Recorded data
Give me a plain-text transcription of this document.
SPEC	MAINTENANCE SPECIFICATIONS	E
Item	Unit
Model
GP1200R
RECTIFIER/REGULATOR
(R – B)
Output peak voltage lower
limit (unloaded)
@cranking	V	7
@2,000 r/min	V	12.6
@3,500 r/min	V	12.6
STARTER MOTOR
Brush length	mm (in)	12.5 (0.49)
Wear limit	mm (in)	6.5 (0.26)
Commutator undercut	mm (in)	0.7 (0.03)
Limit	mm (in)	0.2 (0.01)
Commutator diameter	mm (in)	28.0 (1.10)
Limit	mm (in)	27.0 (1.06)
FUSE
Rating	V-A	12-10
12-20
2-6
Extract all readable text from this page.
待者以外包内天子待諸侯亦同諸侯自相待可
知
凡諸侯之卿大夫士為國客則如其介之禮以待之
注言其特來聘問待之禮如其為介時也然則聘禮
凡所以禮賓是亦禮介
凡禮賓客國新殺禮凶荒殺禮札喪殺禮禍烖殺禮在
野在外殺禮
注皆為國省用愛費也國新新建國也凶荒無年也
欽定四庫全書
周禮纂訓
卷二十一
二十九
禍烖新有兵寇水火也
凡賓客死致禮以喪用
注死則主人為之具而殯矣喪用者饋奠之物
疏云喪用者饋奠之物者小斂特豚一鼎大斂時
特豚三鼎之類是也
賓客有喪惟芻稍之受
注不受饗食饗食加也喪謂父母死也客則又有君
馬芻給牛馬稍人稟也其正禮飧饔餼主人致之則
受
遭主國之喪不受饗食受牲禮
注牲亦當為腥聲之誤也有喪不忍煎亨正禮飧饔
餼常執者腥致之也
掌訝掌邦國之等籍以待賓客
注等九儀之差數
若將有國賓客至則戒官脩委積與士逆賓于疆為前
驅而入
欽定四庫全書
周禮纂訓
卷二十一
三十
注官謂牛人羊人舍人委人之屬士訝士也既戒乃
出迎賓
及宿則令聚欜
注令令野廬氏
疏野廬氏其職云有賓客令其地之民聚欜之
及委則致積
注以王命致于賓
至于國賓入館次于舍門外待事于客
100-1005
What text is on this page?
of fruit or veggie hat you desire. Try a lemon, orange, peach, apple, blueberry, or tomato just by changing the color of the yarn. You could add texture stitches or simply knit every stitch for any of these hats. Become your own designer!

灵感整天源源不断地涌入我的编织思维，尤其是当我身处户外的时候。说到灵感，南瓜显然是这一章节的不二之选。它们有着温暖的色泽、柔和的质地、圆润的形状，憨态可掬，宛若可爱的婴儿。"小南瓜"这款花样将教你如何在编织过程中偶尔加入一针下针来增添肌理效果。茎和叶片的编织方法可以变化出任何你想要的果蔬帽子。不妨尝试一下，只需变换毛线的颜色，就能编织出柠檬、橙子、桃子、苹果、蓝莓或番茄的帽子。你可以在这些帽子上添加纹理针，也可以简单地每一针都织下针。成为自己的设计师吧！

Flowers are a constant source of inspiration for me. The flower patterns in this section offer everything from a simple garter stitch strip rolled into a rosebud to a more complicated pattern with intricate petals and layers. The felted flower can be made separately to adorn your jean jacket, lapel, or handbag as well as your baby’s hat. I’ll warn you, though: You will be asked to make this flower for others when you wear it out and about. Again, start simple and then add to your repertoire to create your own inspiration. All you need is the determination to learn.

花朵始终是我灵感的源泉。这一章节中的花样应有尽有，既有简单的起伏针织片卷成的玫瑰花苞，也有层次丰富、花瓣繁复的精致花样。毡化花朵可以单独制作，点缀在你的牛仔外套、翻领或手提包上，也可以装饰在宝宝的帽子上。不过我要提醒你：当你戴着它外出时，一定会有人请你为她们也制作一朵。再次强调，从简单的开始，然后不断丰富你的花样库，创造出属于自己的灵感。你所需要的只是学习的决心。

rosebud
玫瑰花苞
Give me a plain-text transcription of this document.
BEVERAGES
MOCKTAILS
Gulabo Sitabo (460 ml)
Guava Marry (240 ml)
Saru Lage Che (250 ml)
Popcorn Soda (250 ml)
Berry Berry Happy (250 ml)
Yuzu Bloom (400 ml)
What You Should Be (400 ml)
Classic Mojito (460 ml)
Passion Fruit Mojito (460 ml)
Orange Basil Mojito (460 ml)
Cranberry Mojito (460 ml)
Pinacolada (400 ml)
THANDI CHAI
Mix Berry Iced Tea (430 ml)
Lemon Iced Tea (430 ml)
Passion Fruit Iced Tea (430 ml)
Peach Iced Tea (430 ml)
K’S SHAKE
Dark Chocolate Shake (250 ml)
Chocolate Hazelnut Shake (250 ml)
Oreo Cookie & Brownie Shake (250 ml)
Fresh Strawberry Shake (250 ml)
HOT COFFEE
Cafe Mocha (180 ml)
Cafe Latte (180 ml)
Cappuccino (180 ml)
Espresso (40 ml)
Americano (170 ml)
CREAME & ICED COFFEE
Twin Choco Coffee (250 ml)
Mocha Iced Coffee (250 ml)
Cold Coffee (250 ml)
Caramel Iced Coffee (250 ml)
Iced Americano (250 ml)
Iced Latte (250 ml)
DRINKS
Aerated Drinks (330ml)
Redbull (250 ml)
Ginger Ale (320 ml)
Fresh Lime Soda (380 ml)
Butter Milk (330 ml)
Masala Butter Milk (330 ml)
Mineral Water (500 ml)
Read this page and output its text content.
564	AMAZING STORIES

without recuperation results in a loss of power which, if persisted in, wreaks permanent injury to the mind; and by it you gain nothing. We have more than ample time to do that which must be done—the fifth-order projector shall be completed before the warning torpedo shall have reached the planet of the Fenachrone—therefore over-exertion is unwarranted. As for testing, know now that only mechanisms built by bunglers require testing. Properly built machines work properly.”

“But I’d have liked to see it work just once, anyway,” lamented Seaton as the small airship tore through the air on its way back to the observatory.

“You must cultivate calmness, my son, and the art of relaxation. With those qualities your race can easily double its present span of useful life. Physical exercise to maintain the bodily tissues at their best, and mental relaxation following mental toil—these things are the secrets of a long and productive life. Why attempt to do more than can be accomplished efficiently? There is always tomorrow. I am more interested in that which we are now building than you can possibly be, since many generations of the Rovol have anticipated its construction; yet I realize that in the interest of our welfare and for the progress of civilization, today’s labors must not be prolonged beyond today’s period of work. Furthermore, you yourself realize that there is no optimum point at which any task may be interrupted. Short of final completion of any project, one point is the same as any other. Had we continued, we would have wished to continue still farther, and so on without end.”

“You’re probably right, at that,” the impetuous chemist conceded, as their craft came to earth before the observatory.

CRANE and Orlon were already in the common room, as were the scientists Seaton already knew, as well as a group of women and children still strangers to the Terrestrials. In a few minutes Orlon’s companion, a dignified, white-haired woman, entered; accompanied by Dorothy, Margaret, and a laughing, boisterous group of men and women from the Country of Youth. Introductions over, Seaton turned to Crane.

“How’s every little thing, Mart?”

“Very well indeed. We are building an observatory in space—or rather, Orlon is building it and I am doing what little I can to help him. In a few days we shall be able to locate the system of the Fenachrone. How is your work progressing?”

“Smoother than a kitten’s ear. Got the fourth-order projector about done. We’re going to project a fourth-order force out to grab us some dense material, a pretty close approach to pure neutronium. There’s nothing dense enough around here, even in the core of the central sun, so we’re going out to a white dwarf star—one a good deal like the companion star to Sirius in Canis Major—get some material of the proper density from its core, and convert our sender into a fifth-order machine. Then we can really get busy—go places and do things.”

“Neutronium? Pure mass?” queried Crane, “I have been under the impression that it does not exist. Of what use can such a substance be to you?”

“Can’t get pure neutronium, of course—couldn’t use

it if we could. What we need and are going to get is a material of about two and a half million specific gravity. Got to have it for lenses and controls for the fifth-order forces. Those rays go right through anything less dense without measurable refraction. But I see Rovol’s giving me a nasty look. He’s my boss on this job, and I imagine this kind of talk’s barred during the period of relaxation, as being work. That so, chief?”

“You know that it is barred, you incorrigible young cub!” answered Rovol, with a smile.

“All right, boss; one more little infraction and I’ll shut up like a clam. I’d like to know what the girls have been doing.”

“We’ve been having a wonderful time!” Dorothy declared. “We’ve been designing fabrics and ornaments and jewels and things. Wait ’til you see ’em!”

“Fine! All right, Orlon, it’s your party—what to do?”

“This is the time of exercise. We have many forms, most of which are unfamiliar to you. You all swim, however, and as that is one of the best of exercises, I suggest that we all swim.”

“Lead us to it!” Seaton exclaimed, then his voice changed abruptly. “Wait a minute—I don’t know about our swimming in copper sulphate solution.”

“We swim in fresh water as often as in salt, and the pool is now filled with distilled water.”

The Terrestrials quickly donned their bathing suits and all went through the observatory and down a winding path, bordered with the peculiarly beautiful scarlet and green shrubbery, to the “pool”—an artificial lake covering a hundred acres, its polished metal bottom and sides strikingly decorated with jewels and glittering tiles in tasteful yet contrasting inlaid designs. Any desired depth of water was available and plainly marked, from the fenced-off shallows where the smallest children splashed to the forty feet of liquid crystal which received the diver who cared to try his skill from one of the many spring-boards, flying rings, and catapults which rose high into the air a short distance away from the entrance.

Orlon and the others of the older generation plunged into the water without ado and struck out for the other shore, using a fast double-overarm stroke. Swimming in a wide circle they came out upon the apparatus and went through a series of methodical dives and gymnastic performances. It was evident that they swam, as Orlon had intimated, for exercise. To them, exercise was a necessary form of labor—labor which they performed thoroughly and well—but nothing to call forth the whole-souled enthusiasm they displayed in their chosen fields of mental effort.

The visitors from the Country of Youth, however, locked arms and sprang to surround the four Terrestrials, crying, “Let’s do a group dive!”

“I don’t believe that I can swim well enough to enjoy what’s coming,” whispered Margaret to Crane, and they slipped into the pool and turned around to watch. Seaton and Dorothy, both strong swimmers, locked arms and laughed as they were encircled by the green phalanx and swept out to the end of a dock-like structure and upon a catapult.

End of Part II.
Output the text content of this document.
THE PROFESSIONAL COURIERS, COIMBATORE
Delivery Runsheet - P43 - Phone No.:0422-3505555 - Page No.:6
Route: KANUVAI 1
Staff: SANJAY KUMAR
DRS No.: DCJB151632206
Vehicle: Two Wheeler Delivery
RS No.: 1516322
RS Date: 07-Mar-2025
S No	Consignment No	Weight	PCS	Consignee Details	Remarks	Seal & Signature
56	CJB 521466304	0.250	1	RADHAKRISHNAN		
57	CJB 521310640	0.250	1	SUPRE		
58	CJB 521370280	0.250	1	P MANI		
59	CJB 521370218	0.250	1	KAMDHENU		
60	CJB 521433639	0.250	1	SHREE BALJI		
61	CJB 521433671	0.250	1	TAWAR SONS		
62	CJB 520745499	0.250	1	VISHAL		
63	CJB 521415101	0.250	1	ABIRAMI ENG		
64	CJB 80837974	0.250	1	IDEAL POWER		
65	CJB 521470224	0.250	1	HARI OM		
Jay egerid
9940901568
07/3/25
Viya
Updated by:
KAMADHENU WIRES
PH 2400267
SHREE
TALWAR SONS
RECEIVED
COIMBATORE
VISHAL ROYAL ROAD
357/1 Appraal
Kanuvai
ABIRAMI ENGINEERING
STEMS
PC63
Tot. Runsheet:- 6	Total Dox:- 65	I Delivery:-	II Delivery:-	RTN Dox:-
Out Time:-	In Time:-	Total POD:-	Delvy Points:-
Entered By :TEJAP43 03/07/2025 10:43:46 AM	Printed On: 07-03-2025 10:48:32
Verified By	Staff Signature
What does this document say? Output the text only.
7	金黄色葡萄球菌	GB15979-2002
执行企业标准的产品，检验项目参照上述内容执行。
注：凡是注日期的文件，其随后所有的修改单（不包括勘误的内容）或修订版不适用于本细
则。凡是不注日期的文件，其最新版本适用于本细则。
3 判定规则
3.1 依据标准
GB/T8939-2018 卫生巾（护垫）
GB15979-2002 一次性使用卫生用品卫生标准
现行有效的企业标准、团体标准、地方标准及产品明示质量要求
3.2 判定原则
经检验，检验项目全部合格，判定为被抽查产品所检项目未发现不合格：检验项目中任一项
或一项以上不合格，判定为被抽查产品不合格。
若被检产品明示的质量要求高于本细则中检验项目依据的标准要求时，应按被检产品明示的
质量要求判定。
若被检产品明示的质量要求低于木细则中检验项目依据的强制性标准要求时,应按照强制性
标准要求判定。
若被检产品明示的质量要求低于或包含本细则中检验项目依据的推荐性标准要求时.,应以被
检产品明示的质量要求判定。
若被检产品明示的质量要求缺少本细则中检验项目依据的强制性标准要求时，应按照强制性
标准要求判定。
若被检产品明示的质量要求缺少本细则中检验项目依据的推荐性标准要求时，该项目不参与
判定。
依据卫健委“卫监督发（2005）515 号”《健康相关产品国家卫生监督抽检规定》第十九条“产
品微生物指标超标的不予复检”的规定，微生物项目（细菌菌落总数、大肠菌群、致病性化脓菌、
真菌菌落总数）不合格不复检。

> **DIRECTIONS FOR THIS TASK**
Using the listing above, state the number of lines that hold "Mojito", with no other text.

> **ANSWER TO THE EXERCISE**
4